» EXTRACTED ENTRIES
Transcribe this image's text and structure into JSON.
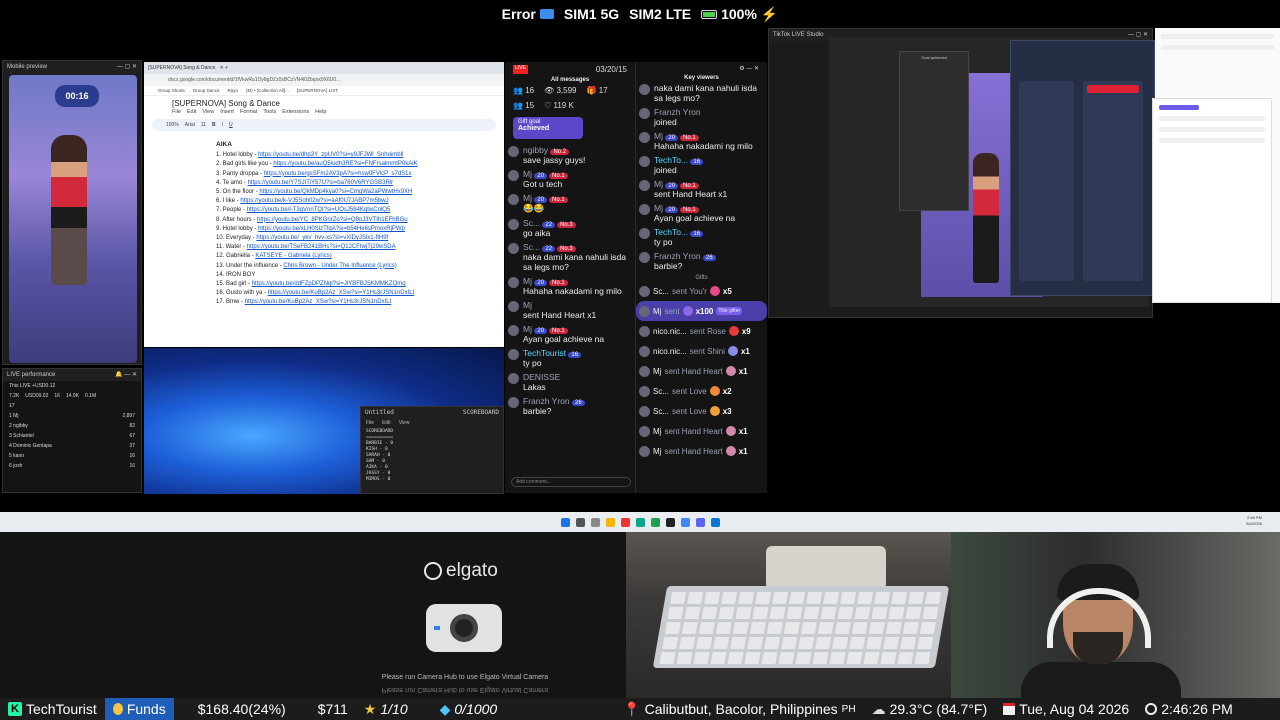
{
  "status_bar": {
    "error": "Error",
    "sim1": "SIM1 5G",
    "sim2": "SIM2 LTE",
    "battery": "100%"
  },
  "mobile_preview": {
    "title": "Mobile preview",
    "timer": "00:16"
  },
  "live_performance": {
    "title": "LIVE performance",
    "this_live": "This LIVE  +USD0.12",
    "stats": [
      "7.2K",
      "USD09.02",
      "16",
      "14.9K",
      "0.1M"
    ],
    "count": "17",
    "rows": [
      {
        "rank": "1",
        "name": "Mj",
        "value": "2,897"
      },
      {
        "rank": "2",
        "name": "ngibby",
        "value": "82"
      },
      {
        "rank": "3",
        "name": "Schiantel",
        "value": "67"
      },
      {
        "rank": "4",
        "name": "Dominic Gentapa",
        "value": "37"
      },
      {
        "rank": "5",
        "name": "kano",
        "value": "16"
      },
      {
        "rank": "6",
        "name": "josh",
        "value": "16"
      }
    ]
  },
  "gdoc": {
    "tab": "[SUPERNOVA] Song & Dance",
    "url": "docs.google.com/document/d/1fVkwRu1Oy8gDZz0sBCzVN4i0Zbqox9X6U0...",
    "bookmarks": [
      "Group Shorts",
      "Group Dance",
      "Rayo",
      "(M) • [Collection All]...",
      "[SUPERNOVA] LIST"
    ],
    "doc_title": "[SUPERNOVA] Song & Dance",
    "menu": [
      "File",
      "Edit",
      "View",
      "Insert",
      "Format",
      "Tools",
      "Extensions",
      "Help"
    ],
    "toolbar": {
      "zoom": "100%",
      "font": "Arial",
      "size": "11"
    },
    "heading": "AIKA",
    "items": [
      {
        "label": "1. Hotel lobby - ",
        "link": "https://youtu.be/dhp3Y_zpUV0?si=y9JFJWl_Snhoimbll"
      },
      {
        "label": "2. Bad girls like you - ",
        "link": "https://youtu.be/auQ5ludh3RE?si=FNFrsalmmtP0kAiK"
      },
      {
        "label": "3. Panty droppa - ",
        "link": "https://youtu.be/gsSFm2AV3pA?si=hsw0FVlcP_s7dS1x"
      },
      {
        "label": "4. Te amo - ",
        "link": "https://youtu.be/Y7SJITiY57U?si=ba760V6RYGSB3Rlr"
      },
      {
        "label": "5. On the floor - ",
        "link": "https://youtu.be/QkMDp4kya0?si=CmgWa2aPWwtHx9XH"
      },
      {
        "label": "6. I like - ",
        "link": "https://youtu.be/k-VJ5Soh02w?si=aAf0U7JABP7m5bwJ"
      },
      {
        "label": "7. People - ",
        "link": "https://youtu.be/l-T3gVnnTQI?si=UOsJ584KqtwCnlQ5"
      },
      {
        "label": "8. After hours - ",
        "link": "https://youtu.be/YC_8PKGnrZo?si=Q8oJ3VTIh1EFhBGu"
      },
      {
        "label": "9. Hotel lobby - ",
        "link": "https://youtu.be/xLH0SlzTfqA?si=b54He6sPmoxRjPWp"
      },
      {
        "label": "10. Everyday - ",
        "link": "https://youtu.be/_ykv_hvv-xs?si=vXlDyJSlx1-ftH9f"
      },
      {
        "label": "11. Water - ",
        "link": "https://youtu.be/TSeFB241BHs?si=Q12CFtwjTj29wSDA"
      },
      {
        "label": "12. Gabriella - ",
        "link": "KATSEYE - Gabriela (Lyrics)"
      },
      {
        "label": "13. Under the influence - ",
        "link": "Chris Brown - Under The Influence (Lyrics)"
      },
      {
        "label": "14. IRON BOY",
        "link": ""
      },
      {
        "label": "15. Bad girl - ",
        "link": "https://youtu.be/ddFZpDPZNql?si=JiYBFBJSKMMKZQmq"
      },
      {
        "label": "16. Gusto with ya - ",
        "link": "https://youtu.be/KuBp2Az_XSw?si=Y1Hs3rJSN1nDxILt"
      },
      {
        "label": "17. Bmw - ",
        "link": "https://youtu.be/KuBp2Az_XSw?si=Y1Hs3rJSN1nDxILt"
      }
    ]
  },
  "notepad": {
    "title": "Untitled",
    "tab": "SCOREBOARD",
    "menu": [
      "File",
      "Edit",
      "View"
    ],
    "content": "SCOREBOARD\n==========\nBARBIE - 0\nKISH - 0\nSARAH - 0\nSAM - 0\nAIKA - 0\nJASSY - 0\nMIMOS - 0"
  },
  "chat": {
    "date": "03/20/15",
    "all_messages": "All messages",
    "key_viewers": "Key viewers",
    "stats": {
      "viewers": "16",
      "views": "3,599",
      "gifts": "17",
      "comments": "15",
      "likes": "119 K"
    },
    "gift_goal": {
      "label": "Gift goal",
      "status": "Achieved"
    },
    "left": [
      {
        "user": "ngibby",
        "level": "",
        "fan": "No.2",
        "text": "save jassy guys!"
      },
      {
        "user": "Mj",
        "level": "20",
        "fan": "No.1",
        "text": "Got u tech"
      },
      {
        "user": "Mj",
        "level": "20",
        "fan": "No.1",
        "text": "😂😂"
      },
      {
        "user": "Sc...",
        "level": "22",
        "fan": "No.3",
        "text": "go aika"
      },
      {
        "user": "Sc...",
        "level": "22",
        "fan": "No.3",
        "text": "naka dami kana nahuli isda sa legs mo?"
      },
      {
        "user": "Mj",
        "level": "20",
        "fan": "No.1",
        "text": "Hahaha nakadami ng milo"
      },
      {
        "user": "Mj",
        "level": "",
        "fan": "",
        "text": "sent Hand Heart  x1"
      },
      {
        "user": "Mj",
        "level": "20",
        "fan": "No.1",
        "text": "Ayan goal achieve na"
      },
      {
        "user": "TechTourist",
        "level": "16",
        "fan": "",
        "text": "ty po"
      },
      {
        "user": "DENISSE",
        "level": "",
        "fan": "",
        "text": "Lakas"
      },
      {
        "user": "Franzh Yron",
        "level": "26",
        "fan": "",
        "text": "barbie?"
      }
    ],
    "right_top": [
      {
        "user": "",
        "level": "",
        "fan": "",
        "text": "naka dami kana nahuli isda sa legs mo?"
      },
      {
        "user": "Franzh Yron",
        "level": "",
        "fan": "",
        "text": "joined"
      },
      {
        "user": "Mj",
        "level": "20",
        "fan": "No.1",
        "text": "Hahaha nakadami ng milo"
      },
      {
        "user": "TechTo...",
        "level": "16",
        "fan": "",
        "text": "joined"
      },
      {
        "user": "Mj",
        "level": "20",
        "fan": "No.1",
        "text": "sent Hand Heart  x1"
      },
      {
        "user": "Mj",
        "level": "20",
        "fan": "No.1",
        "text": "Ayan goal achieve na"
      },
      {
        "user": "TechTo...",
        "level": "16",
        "fan": "",
        "text": "ty po"
      },
      {
        "user": "Franzh Yron",
        "level": "26",
        "fan": "",
        "text": "barbie?"
      }
    ],
    "gifts_label": "Gifts",
    "gifts": [
      {
        "user": "Sc...",
        "action": "sent You'r",
        "count": "x5"
      },
      {
        "user": "Mj",
        "action": "sent",
        "count": "x100",
        "badge": "Title gifter"
      },
      {
        "user": "nico.nic...",
        "action": "sent Rose",
        "count": "x9"
      },
      {
        "user": "nico.nic...",
        "action": "sent Shini",
        "count": "x1"
      },
      {
        "user": "Mj",
        "action": "sent Hand Heart",
        "count": "x1"
      },
      {
        "user": "Sc...",
        "action": "sent Love",
        "count": "x2"
      },
      {
        "user": "Sc...",
        "action": "sent Love",
        "count": "x3"
      },
      {
        "user": "Mj",
        "action": "sent Hand Heart",
        "count": "x1"
      },
      {
        "user": "Mj",
        "action": "sent Hand Heart",
        "count": "x1"
      }
    ],
    "input_placeholder": "Add comment..."
  },
  "studio": {
    "title": "TikTok LIVE Studio",
    "goal": "Goal achieved"
  },
  "elgato": {
    "brand": "elgato",
    "message": "Please run Camera Hub to use Elgato Virtual Camera",
    "message_mirror": "Please run Camera Hub to use Elgato Virtual Camera"
  },
  "taskbar": {
    "time": "2:46 PM",
    "date": "8/4/2026"
  },
  "ticker": {
    "channel": "TechTourist",
    "funds_label": "Funds",
    "funds_value": "$168.40(24%)",
    "balance": "$711",
    "stars": "1/10",
    "gems": "0/1000",
    "location": "Calibutbut, Bacolor, Philippines",
    "country": "PH",
    "weather": "29.3°C (84.7°F)",
    "date": "Tue, Aug 04 2026",
    "time": "2:46:26 PM"
  },
  "colors": {
    "accent": "#25f4a4",
    "funds": "#1f5eb8",
    "chat_level": "#3b48c9",
    "chat_fan": "#c9263b"
  }
}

» GIVEN REQUEST
Find "SCOREBOARD". Copy every line it occurs in.

» RESULT OF THE EXERCISE
    "tab": "SCOREBOARD",
    "content": "SCOREBOARD\n==========\nBARBIE - 0\nKISH - 0\nSARAH - 0\nSAM - 0\nAIKA - 0\nJASSY - 0\nMIMOS - 0"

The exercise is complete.